- **任務目標**
請依原順序列出 3Sum 題目中範例陣列 S 的所有整數，重複的值也要保留。

- **引用段落**
====

[Swift] 3Sum
Given an array S of n integers, are there elements a, b, c in S such that a + b + c = 0? Find all unique triplets in the array which gives the sum of zero.
Note:
- Elements in a triplet (a,b,c) must be in non-descending order. (ie, a ≤ b ≤ c)
- The solution set must not contain duplicate triplets.
For example, given array S = {-1 0 1 2 -1 -4},
A solution set is:
(-1, 0, 1)
(-1, -1, 2)解法:
https://www.youtube.com/watch?v=-AMHUdZc9ss
利用前後兩個指標和最左邊開始的數相加去比對。
利用前後兩個指標和最左邊開始的數相加去比對。

====

- **擷取紀錄**
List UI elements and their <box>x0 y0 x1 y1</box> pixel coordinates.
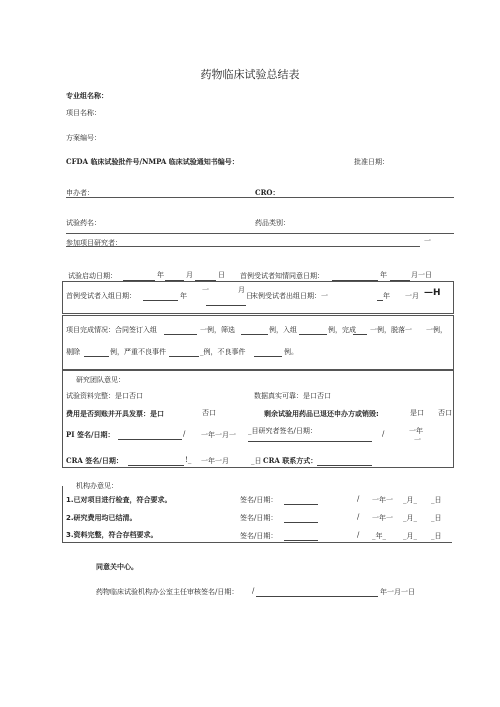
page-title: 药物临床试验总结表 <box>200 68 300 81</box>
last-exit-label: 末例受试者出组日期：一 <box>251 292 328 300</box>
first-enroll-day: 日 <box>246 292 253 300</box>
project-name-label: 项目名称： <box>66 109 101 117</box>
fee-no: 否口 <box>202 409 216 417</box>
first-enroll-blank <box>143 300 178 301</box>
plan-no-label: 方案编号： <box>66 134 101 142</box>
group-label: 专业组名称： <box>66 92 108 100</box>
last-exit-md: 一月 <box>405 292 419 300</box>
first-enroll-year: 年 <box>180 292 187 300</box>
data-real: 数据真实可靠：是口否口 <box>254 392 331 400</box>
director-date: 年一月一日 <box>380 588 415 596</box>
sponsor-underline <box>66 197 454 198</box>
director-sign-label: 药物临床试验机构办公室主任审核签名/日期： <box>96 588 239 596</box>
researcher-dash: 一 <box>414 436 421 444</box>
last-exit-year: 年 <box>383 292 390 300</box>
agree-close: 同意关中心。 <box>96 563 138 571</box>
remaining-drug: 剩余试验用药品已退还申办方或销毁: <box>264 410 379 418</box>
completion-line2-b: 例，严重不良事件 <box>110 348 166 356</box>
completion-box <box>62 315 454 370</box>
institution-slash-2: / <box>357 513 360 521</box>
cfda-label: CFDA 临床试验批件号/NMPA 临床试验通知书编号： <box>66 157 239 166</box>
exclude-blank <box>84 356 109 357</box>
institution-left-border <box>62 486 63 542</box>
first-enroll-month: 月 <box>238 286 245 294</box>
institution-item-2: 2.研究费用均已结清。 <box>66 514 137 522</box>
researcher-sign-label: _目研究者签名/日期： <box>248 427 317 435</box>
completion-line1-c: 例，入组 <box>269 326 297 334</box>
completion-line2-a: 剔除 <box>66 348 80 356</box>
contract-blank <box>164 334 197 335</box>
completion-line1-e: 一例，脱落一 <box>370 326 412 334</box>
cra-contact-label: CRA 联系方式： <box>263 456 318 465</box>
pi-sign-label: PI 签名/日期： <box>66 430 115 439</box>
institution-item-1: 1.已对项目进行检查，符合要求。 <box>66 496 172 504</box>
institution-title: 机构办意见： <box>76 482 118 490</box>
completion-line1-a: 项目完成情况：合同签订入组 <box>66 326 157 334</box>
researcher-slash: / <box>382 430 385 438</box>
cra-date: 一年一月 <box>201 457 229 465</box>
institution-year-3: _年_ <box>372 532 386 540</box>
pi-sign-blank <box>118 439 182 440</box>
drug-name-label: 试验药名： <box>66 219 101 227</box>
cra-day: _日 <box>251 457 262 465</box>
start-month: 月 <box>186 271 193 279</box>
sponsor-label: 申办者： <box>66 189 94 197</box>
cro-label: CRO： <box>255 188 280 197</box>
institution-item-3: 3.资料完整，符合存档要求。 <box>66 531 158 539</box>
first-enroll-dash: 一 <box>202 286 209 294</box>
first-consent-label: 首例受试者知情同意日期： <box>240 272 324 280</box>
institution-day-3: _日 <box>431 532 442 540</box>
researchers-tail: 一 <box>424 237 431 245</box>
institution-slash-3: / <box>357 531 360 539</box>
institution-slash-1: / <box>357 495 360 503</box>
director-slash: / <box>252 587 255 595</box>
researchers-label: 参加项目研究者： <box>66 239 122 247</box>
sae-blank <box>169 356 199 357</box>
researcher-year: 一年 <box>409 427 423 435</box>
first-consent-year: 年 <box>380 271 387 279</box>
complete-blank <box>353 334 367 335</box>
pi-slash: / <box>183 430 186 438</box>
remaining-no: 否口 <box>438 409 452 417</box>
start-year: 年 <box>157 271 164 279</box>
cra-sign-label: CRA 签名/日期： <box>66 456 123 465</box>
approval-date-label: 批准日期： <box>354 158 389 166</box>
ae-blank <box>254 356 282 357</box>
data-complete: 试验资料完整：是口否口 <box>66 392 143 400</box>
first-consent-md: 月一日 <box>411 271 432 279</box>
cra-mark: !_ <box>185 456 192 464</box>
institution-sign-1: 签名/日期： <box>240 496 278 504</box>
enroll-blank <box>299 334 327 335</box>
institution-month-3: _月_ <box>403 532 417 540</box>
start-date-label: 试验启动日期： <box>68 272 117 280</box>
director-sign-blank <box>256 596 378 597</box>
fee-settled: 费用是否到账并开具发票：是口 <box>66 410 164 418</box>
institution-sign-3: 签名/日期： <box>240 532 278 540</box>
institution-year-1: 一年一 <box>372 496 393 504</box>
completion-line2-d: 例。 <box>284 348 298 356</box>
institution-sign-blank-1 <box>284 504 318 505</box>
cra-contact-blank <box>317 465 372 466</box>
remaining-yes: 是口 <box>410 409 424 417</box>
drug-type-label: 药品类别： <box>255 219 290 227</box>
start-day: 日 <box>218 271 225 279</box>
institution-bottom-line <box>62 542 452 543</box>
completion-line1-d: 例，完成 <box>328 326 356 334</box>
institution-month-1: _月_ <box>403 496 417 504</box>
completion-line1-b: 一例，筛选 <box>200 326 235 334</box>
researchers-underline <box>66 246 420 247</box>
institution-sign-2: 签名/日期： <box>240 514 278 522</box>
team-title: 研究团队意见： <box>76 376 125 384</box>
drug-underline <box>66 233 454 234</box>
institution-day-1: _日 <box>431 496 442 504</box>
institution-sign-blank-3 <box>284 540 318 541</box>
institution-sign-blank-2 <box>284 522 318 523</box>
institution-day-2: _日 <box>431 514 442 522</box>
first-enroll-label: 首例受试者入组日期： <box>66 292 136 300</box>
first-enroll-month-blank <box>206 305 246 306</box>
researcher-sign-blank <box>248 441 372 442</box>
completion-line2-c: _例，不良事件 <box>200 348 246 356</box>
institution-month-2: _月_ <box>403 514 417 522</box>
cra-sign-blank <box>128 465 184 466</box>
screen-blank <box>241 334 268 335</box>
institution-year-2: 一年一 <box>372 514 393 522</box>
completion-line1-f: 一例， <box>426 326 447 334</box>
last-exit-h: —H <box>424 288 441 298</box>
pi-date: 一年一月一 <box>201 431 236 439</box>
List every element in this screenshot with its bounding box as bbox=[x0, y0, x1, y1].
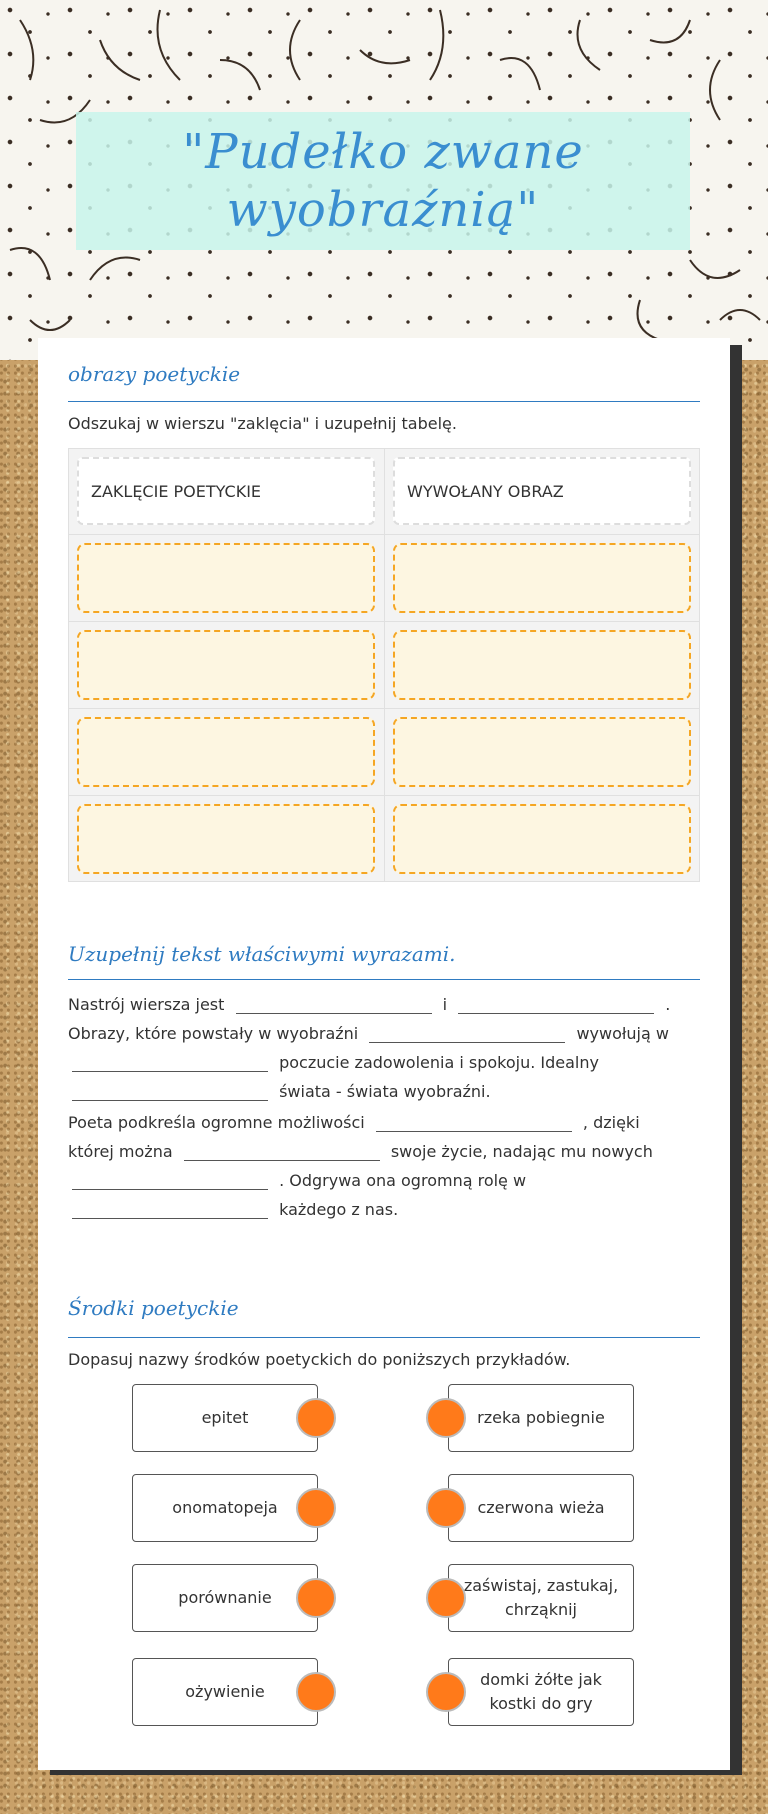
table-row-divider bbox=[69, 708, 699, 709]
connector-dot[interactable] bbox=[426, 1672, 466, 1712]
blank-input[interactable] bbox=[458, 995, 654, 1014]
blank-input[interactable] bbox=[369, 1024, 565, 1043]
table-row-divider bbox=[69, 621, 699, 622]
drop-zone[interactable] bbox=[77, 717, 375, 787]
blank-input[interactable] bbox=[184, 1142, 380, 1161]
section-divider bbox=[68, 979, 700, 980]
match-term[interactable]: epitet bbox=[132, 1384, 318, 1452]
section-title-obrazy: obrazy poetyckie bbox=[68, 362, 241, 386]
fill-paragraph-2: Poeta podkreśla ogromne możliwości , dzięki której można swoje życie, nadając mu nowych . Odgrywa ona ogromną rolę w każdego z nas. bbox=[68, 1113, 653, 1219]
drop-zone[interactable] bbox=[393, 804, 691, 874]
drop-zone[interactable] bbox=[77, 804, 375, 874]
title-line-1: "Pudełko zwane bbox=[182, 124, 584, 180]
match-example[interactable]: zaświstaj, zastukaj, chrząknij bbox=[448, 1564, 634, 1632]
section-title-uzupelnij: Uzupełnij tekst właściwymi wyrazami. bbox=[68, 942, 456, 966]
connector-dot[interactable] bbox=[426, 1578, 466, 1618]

====

- **任務結果**
-1、0、1、2、-1、-4